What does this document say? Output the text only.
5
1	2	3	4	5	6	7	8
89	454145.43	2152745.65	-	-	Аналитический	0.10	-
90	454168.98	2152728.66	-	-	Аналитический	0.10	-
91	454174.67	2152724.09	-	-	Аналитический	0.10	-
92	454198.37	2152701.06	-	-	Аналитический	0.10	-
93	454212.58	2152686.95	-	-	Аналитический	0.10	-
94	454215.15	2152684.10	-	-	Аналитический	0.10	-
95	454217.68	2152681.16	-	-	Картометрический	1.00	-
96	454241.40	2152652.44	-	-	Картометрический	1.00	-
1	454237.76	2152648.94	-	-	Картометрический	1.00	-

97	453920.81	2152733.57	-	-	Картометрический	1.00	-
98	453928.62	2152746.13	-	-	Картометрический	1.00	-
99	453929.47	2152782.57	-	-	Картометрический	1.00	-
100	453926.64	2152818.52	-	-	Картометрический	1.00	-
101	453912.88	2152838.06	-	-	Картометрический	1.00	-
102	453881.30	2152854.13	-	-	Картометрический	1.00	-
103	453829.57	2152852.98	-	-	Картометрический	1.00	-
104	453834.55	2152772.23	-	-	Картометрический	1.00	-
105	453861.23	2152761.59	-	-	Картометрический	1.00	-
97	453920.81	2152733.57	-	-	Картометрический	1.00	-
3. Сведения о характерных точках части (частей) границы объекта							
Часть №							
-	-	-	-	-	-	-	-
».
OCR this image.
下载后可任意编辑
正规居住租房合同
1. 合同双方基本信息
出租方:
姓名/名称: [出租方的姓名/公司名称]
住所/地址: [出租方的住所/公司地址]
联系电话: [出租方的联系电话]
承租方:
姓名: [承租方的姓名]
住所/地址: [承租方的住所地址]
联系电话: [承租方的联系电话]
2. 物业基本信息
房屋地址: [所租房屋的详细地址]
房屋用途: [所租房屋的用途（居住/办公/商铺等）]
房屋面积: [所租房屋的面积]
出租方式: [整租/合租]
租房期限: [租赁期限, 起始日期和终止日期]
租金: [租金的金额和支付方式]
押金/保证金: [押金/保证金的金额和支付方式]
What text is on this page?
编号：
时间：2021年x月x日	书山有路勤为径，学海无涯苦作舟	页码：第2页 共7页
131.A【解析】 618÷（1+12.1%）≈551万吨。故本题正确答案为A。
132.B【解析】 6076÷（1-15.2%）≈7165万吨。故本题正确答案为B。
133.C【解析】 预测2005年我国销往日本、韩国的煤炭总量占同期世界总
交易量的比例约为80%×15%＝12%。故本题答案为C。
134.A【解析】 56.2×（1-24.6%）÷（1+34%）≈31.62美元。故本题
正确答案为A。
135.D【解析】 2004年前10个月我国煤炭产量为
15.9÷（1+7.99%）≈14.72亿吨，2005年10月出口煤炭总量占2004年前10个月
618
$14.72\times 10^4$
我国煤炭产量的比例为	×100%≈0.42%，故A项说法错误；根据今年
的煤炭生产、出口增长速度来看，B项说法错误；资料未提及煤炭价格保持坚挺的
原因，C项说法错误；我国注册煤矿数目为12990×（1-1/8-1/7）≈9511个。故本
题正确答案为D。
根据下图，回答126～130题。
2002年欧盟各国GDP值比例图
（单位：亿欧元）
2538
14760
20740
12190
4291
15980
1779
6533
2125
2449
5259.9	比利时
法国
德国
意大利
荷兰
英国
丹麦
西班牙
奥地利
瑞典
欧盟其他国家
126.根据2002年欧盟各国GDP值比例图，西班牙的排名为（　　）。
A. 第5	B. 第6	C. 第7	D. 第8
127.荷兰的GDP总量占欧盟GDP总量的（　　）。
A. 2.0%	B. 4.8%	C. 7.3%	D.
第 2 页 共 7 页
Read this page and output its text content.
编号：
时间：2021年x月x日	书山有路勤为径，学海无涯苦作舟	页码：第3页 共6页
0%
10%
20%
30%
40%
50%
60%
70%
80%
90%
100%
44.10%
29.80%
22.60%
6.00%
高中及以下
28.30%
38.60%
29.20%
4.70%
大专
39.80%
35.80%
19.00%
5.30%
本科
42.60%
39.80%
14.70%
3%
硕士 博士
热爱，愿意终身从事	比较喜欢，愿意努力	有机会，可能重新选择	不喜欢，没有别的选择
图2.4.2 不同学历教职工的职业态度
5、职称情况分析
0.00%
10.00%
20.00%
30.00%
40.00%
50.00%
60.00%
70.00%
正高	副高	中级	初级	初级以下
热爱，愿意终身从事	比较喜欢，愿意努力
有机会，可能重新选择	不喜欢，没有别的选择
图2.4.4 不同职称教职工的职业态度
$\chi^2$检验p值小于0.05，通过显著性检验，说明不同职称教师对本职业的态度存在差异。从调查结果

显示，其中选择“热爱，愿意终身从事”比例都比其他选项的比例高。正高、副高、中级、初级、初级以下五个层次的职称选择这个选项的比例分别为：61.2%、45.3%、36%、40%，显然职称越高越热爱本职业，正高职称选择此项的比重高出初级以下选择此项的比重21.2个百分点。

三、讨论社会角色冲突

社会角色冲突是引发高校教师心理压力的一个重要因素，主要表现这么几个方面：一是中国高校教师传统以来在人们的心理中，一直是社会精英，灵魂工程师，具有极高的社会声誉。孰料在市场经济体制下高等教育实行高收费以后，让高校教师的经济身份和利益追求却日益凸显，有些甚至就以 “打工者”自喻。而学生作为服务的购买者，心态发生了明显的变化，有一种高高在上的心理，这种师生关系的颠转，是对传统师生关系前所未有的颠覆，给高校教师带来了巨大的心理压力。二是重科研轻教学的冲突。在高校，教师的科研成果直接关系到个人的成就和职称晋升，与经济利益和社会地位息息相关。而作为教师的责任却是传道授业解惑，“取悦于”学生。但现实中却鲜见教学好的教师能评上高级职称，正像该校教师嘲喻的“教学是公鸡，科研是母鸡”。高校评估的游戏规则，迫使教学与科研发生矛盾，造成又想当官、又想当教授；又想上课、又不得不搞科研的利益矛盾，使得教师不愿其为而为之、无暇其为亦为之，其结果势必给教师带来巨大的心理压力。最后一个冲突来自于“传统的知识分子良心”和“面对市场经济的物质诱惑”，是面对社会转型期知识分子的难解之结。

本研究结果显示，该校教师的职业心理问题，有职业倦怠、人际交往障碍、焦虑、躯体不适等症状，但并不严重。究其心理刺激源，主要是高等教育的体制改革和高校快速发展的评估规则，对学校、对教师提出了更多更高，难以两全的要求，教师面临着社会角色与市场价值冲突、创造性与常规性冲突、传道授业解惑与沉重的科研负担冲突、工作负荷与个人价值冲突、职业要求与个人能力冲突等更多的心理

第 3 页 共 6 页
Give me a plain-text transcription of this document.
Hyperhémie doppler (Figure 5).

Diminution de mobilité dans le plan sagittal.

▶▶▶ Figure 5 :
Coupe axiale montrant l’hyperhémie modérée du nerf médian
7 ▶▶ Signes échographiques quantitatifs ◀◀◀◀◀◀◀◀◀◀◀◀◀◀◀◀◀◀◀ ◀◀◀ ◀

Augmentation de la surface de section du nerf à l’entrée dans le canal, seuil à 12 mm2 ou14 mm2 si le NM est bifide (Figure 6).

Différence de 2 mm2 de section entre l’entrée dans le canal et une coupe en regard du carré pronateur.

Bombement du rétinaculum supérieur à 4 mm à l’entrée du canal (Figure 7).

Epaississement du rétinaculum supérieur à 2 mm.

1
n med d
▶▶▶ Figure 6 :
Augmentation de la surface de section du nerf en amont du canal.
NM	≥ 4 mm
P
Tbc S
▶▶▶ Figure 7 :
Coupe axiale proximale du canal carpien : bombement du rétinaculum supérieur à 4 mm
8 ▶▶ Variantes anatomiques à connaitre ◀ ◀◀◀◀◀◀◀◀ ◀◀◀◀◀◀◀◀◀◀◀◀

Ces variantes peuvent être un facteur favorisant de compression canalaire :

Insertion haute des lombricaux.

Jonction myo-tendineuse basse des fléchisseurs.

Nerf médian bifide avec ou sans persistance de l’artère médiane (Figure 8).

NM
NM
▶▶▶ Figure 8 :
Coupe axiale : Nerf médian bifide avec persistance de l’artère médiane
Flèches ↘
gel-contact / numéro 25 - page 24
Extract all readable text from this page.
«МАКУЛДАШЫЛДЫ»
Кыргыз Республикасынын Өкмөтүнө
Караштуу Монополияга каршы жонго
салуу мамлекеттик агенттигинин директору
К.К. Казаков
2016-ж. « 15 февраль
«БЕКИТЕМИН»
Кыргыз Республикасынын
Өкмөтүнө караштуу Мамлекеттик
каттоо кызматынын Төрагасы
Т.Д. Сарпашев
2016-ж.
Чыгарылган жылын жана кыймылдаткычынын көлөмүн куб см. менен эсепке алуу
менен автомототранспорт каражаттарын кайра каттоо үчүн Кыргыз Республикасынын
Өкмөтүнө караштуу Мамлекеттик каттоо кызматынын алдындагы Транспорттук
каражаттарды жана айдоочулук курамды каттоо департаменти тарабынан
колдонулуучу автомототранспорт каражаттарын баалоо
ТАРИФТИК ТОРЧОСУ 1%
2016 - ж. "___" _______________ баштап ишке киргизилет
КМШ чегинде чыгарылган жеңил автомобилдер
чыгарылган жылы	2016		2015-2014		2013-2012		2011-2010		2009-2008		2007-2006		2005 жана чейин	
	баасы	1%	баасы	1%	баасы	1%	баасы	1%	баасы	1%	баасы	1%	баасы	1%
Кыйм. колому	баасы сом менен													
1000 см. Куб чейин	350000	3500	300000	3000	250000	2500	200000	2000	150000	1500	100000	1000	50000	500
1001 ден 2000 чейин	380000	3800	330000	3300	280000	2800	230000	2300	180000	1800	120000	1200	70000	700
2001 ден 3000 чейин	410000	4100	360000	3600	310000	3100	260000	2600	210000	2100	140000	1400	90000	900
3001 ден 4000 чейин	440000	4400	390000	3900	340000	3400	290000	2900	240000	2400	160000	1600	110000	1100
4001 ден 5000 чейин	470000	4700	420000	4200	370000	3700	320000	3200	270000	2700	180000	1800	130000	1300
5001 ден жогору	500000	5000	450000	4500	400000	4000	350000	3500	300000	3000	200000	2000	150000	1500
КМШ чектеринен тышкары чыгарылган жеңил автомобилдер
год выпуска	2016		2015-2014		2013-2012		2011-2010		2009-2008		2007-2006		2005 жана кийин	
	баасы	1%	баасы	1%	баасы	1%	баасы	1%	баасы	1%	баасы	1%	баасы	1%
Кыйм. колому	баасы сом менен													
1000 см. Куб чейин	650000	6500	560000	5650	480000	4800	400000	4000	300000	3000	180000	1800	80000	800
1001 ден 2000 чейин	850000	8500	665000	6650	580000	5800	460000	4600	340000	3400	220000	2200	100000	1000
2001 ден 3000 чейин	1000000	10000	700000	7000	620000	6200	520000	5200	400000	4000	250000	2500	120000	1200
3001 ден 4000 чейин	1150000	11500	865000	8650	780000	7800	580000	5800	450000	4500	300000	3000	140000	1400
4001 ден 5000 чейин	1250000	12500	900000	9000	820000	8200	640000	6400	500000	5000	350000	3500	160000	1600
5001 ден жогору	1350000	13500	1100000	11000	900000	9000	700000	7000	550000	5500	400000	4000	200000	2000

════════════════

> [What is asked] Copy out all lines where the word "愿意终身从事" appears.

> [Response to this task]
热爱，愿意终身从事	比较喜欢，愿意努力	有机会，可能重新选择	不喜欢，没有别的选择
热爱，愿意终身从事	比较喜欢，愿意努力
显示，其中选择“热爱，愿意终身从事”比例都比其他选项的比例高。正高、副高、中级、初级、初级以下五个层次的职称选择这个选项的比例分别为：61.2%、45.3%、36%、40%，显然职称越高越热爱本职业，正高职称选择此项的比重高出初级以下选择此项的比重21.2个百分点。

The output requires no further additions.